** BEGIN RECORD EXCERPTS **
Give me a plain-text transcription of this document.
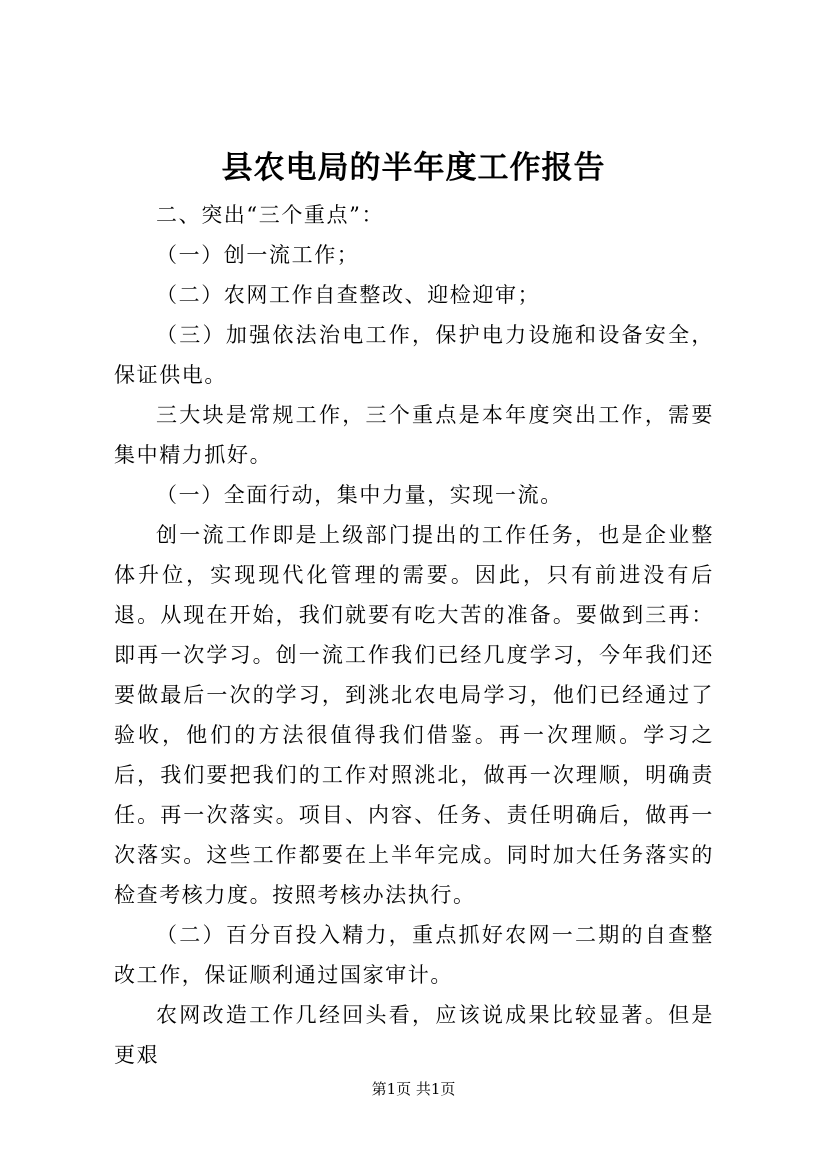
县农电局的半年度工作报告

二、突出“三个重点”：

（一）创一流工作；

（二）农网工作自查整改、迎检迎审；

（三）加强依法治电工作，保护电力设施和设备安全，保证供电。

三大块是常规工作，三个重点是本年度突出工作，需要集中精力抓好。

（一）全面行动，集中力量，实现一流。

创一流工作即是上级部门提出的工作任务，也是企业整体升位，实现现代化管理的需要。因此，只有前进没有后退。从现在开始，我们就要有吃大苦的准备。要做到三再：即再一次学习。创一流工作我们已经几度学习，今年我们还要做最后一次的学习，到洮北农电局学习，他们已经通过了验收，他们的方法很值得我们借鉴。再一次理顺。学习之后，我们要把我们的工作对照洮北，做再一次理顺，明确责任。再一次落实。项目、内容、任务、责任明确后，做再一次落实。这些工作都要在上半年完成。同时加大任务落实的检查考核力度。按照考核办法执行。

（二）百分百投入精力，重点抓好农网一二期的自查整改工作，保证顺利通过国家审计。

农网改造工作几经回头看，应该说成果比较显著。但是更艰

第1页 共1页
** END RECORD EXCERPTS **
** BEGIN RECORD EXCERPTS **
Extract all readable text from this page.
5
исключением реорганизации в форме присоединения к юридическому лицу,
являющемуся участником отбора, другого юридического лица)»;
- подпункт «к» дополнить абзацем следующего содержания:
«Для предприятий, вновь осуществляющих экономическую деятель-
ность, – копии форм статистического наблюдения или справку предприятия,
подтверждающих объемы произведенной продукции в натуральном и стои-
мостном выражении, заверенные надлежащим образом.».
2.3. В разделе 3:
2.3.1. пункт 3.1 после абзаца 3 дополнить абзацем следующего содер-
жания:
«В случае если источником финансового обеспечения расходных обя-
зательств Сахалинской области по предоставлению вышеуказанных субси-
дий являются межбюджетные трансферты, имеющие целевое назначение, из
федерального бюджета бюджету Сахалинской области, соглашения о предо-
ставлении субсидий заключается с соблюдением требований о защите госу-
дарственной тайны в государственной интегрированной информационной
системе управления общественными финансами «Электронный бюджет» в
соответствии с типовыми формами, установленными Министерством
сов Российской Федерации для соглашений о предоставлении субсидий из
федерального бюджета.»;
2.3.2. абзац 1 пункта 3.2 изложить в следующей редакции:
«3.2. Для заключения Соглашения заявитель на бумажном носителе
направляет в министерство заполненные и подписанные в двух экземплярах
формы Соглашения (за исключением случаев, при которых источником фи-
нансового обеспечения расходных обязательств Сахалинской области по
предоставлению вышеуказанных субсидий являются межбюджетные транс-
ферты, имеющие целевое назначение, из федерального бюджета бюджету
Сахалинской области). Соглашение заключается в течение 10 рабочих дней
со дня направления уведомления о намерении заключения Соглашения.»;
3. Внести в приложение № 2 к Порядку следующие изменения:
** END RECORD EXCERPTS **
** BEGIN RECORD EXCERPTS **
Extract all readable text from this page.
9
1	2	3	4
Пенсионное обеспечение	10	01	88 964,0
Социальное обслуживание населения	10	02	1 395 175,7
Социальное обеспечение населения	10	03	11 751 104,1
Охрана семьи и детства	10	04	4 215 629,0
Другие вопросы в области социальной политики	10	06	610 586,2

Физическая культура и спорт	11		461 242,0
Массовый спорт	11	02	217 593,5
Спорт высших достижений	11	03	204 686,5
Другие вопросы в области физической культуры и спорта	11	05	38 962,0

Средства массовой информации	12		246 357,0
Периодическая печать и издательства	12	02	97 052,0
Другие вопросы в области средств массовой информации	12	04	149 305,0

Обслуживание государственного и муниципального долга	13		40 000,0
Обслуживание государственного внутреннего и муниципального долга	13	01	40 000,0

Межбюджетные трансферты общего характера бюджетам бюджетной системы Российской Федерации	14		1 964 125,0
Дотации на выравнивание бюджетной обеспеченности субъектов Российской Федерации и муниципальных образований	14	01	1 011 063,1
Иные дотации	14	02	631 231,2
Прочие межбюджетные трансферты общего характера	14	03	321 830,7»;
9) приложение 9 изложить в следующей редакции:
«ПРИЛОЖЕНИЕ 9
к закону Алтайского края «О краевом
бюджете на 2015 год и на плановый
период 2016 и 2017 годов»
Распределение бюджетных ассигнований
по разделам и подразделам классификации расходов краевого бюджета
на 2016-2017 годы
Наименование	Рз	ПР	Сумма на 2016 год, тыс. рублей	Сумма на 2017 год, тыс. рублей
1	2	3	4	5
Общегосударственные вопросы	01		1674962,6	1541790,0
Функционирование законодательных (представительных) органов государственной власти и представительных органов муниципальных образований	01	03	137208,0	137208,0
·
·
** END RECORD EXCERPTS **
→ **WORK TO COMPLETE**: Search the records above for "имеющие". Copy each line where it is found.

→ **RESULT BELOW**:
дий являются межбюджетные трансферты, имеющие целевое назначение, из
ферты, имеющие целевое назначение, из федерального бюджета бюджету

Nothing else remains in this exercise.